Aim of the exercise: All the data below goes into the copy word for word, but the pictures don't.

=-=-=-=-=

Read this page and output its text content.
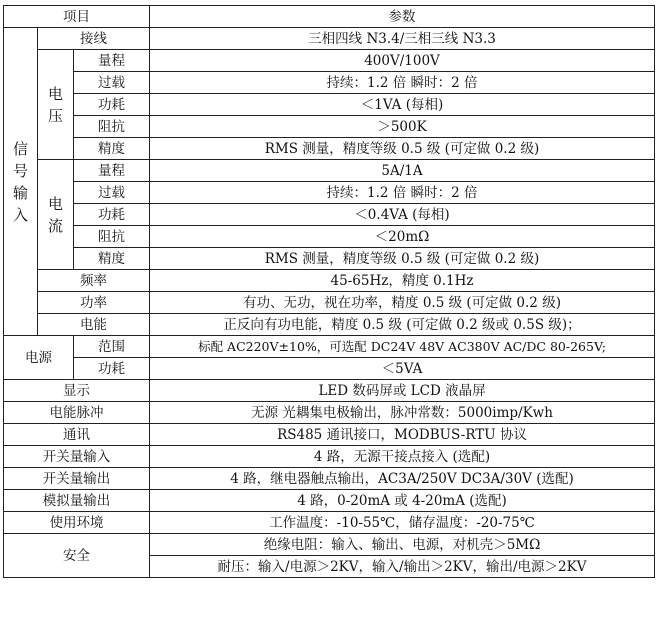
项目			参数
信号输入	接线		三相四线 N3.4/三相三线 N3.3
	电压	量程	400V/100V
		过载	持续：1.2 倍 瞬时：2 倍
		功耗	＜1VA (每相)
		阻抗	＞500K
		精度	RMS 测量，精度等级 0.5 级 (可定做 0.2 级)
	电流	量程	5A/1A
		过载	持续：1.2 倍 瞬时：2 倍
		功耗	＜0.4VA (每相)
		阻抗	＜20mΩ
		精度	RMS 测量，精度等级 0.5 级 (可定做 0.2 级)
	频率		45-65Hz，精度 0.1Hz
	功率		有功、无功，视在功率，精度 0.5 级 (可定做 0.2 级)
	电能		正反向有功电能，精度 0.5 级 (可定做 0.2 级或 0.5S 级)；
电源		范围	标配 AC220V±10%，可选配 DC24V 48V AC380V AC/DC 80-265V;
		功耗	＜5VA
显示			LED 数码屏或 LCD 液晶屏
电能脉冲			无源 光耦集电极输出，脉冲常数：5000imp/Kwh
通讯			RS485 通讯接口，MODBUS-RTU 协议
开关量输入			4 路，无源干接点接入 (选配)
开关量输出			4 路，继电器触点输出，AC3A/250V DC3A/30V (选配)
模拟量输出			4 路，0-20mA 或 4-20mA (选配)
使用环境			工作温度：-10-55℃，储存温度：-20-75℃
安全			绝缘电阻：输入、输出、电源，对机壳＞5MΩ
			耐压：输入/电源＞2KV，输入/输出＞2KV，输出/电源＞2KV
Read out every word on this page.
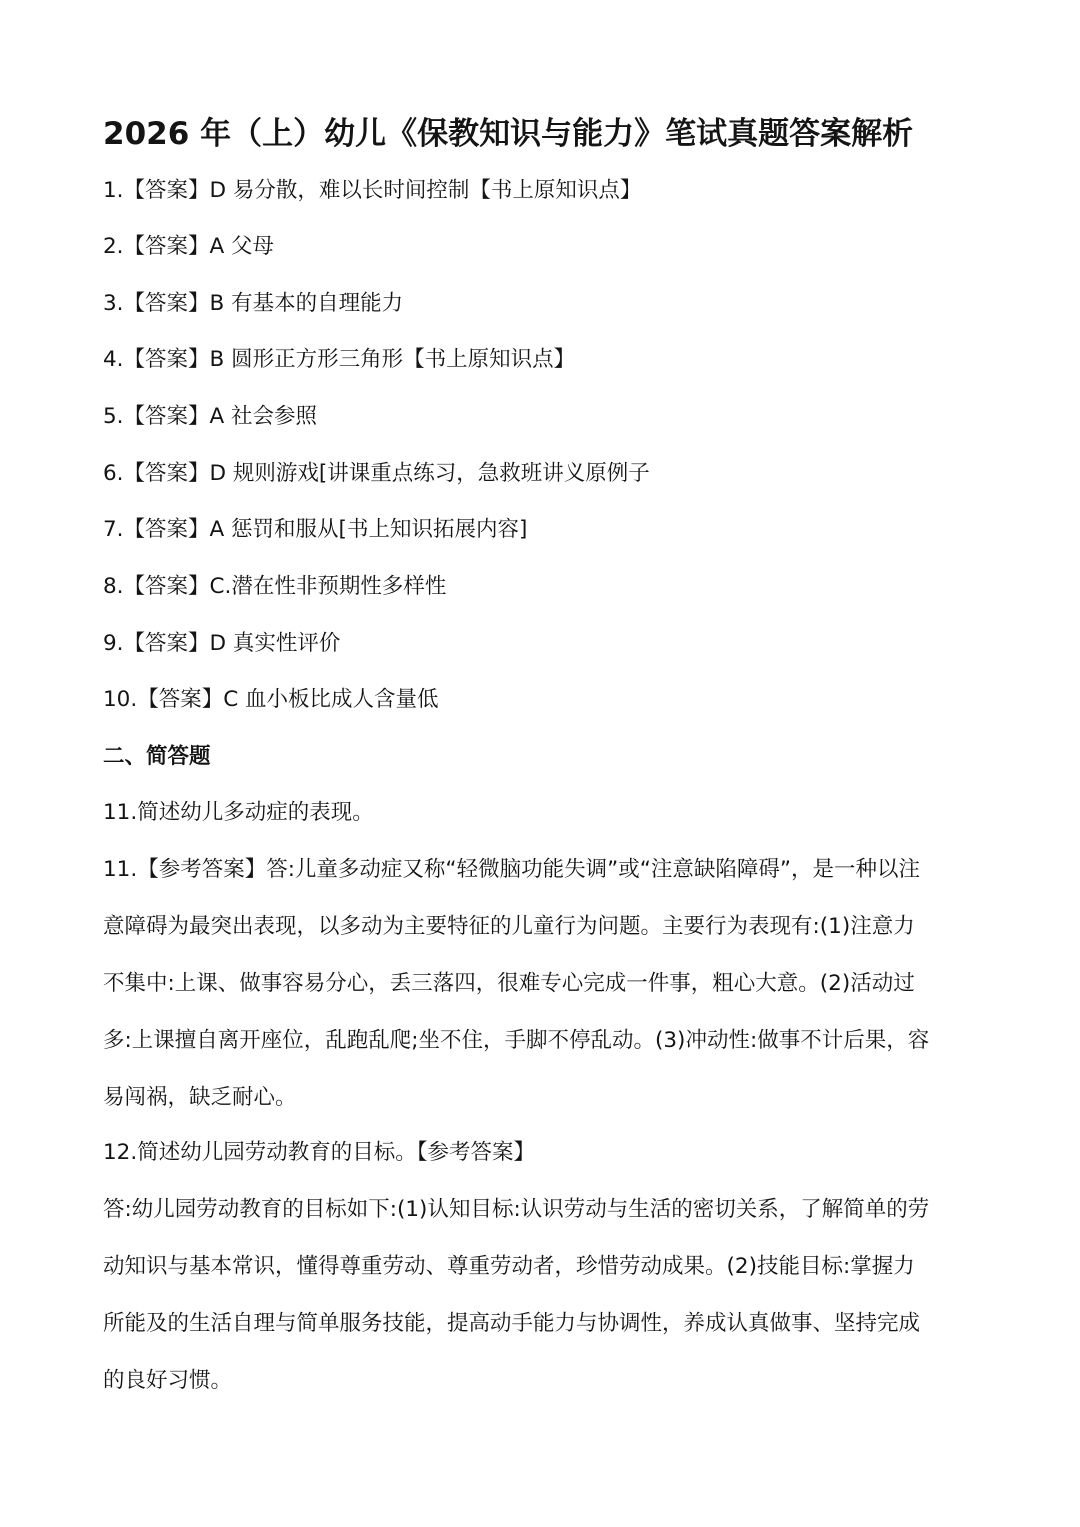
2026 年（上）幼儿《保教知识与能力》笔试真题答案解析
1.【答案】D 易分散，难以长时间控制【书上原知识点】
2.【答案】A 父母
3.【答案】B 有基本的自理能力
4.【答案】B 圆形正方形三角形【书上原知识点】
5.【答案】A 社会参照
6.【答案】D 规则游戏[讲课重点练习，急救班讲义原例子
7.【答案】A 惩罚和服从[书上知识拓展内容]
8.【答案】C.潜在性非预期性多样性
9.【答案】D 真实性评价
10.【答案】C 血小板比成人含量低
二、简答题
11.简述幼儿多动症的表现。
11.【参考答案】答:儿童多动症又称“轻微脑功能失调”或“注意缺陷障碍”，是一种以注
意障碍为最突出表现，以多动为主要特征的儿童行为问题。主要行为表现有:(1)注意力
不集中:上课、做事容易分心，丢三落四，很难专心完成一件事，粗心大意。(2)活动过
多:上课擅自离开座位，乱跑乱爬;坐不住，手脚不停乱动。(3)冲动性:做事不计后果，容
易闯祸，缺乏耐心。
12.简述幼儿园劳动教育的目标。【参考答案】
答:幼儿园劳动教育的目标如下:(1)认知目标:认识劳动与生活的密切关系，了解简单的劳
动知识与基本常识，懂得尊重劳动、尊重劳动者，珍惜劳动成果。(2)技能目标:掌握力
所能及的生活自理与简单服务技能，提高动手能力与协调性，养成认真做事、坚持完成
的良好习惯。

=-=-=-=-=

Response to this task:
Read this page and output its text content.
项目			参数
信号输入	接线		三相四线 N3.4/三相三线 N3.3
	电压	量程	400V/100V
		过载	持续：1.2 倍 瞬时：2 倍
		功耗	＜1VA (每相)
		阻抗	＞500K
		精度	RMS 测量，精度等级 0.5 级 (可定做 0.2 级)
	电流	量程	5A/1A
		过载	持续：1.2 倍 瞬时：2 倍
		功耗	＜0.4VA (每相)
		阻抗	＜20mΩ
		精度	RMS 测量，精度等级 0.5 级 (可定做 0.2 级)
	频率		45-65Hz，精度 0.1Hz
	功率		有功、无功，视在功率，精度 0.5 级 (可定做 0.2 级)
	电能		正反向有功电能，精度 0.5 级 (可定做 0.2 级或 0.5S 级)；
电源		范围	标配 AC220V±10%，可选配 DC24V 48V AC380V AC/DC 80-265V;
		功耗	＜5VA
显示			LED 数码屏或 LCD 液晶屏
电能脉冲			无源 光耦集电极输出，脉冲常数：5000imp/Kwh
通讯			RS485 通讯接口，MODBUS-RTU 协议
开关量输入			4 路，无源干接点接入 (选配)
开关量输出			4 路，继电器触点输出，AC3A/250V DC3A/30V (选配)
模拟量输出			4 路，0-20mA 或 4-20mA (选配)
使用环境			工作温度：-10-55℃，储存温度：-20-75℃
安全			绝缘电阻：输入、输出、电源，对机壳＞5MΩ
			耐压：输入/电源＞2KV，输入/输出＞2KV，输出/电源＞2KV
Read out every word on this page.
2026 年（上）幼儿《保教知识与能力》笔试真题答案解析
1.【答案】D 易分散，难以长时间控制【书上原知识点】
2.【答案】A 父母
3.【答案】B 有基本的自理能力
4.【答案】B 圆形正方形三角形【书上原知识点】
5.【答案】A 社会参照
6.【答案】D 规则游戏[讲课重点练习，急救班讲义原例子
7.【答案】A 惩罚和服从[书上知识拓展内容]
8.【答案】C.潜在性非预期性多样性
9.【答案】D 真实性评价
10.【答案】C 血小板比成人含量低
二、简答题
11.简述幼儿多动症的表现。
11.【参考答案】答:儿童多动症又称“轻微脑功能失调”或“注意缺陷障碍”，是一种以注
意障碍为最突出表现，以多动为主要特征的儿童行为问题。主要行为表现有:(1)注意力
不集中:上课、做事容易分心，丢三落四，很难专心完成一件事，粗心大意。(2)活动过
多:上课擅自离开座位，乱跑乱爬;坐不住，手脚不停乱动。(3)冲动性:做事不计后果，容
易闯祸，缺乏耐心。
12.简述幼儿园劳动教育的目标。【参考答案】
答:幼儿园劳动教育的目标如下:(1)认知目标:认识劳动与生活的密切关系，了解简单的劳
动知识与基本常识，懂得尊重劳动、尊重劳动者，珍惜劳动成果。(2)技能目标:掌握力
所能及的生活自理与简单服务技能，提高动手能力与协调性，养成认真做事、坚持完成
的良好习惯。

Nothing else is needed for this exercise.